─── Exercise data

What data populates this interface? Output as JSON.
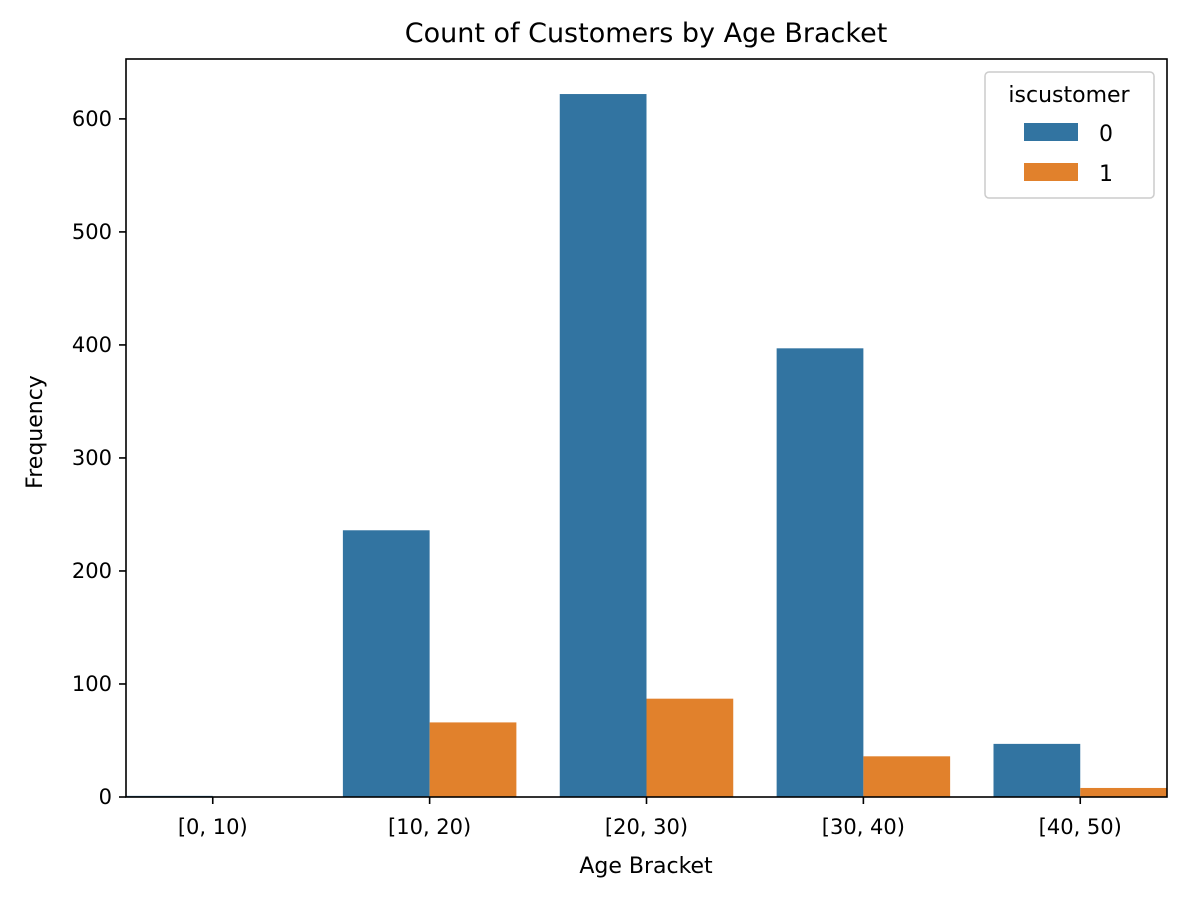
{
  "chart_data": {
    "type": "bar",
    "title": "Count of Customers by Age Bracket",
    "xlabel": "Age Bracket",
    "ylabel": "Frequency",
    "categories": [
      "[0, 10)",
      "[10, 20)",
      "[20, 30)",
      "[30, 40)",
      "[40, 50)"
    ],
    "series": [
      {
        "name": "0",
        "values": [
          1,
          236,
          622,
          397,
          47
        ],
        "color": "#3274a1"
      },
      {
        "name": "1",
        "values": [
          0,
          66,
          87,
          36,
          8
        ],
        "color": "#e1812c"
      }
    ],
    "ylim": [
      0,
      653
    ],
    "yticks": [
      0,
      100,
      200,
      300,
      400,
      500,
      600
    ],
    "legend": {
      "title": "iscustomer",
      "position": "top-right"
    },
    "grid": false
  }
}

──────

Problem requirements:
Reproduce the records verbatim, omitting all images they contain.

Worked solution:
What data populates this interface? Output as JSON.
{
  "chart_data": {
    "type": "bar",
    "title": "Count of Customers by Age Bracket",
    "xlabel": "Age Bracket",
    "ylabel": "Frequency",
    "categories": [
      "[0, 10)",
      "[10, 20)",
      "[20, 30)",
      "[30, 40)",
      "[40, 50)"
    ],
    "series": [
      {
        "name": "0",
        "values": [
          1,
          236,
          622,
          397,
          47
        ],
        "color": "#3274a1"
      },
      {
        "name": "1",
        "values": [
          0,
          66,
          87,
          36,
          8
        ],
        "color": "#e1812c"
      }
    ],
    "ylim": [
      0,
      653
    ],
    "yticks": [
      0,
      100,
      200,
      300,
      400,
      500,
      600
    ],
    "legend": {
      "title": "iscustomer",
      "position": "top-right"
    },
    "grid": false
  }
}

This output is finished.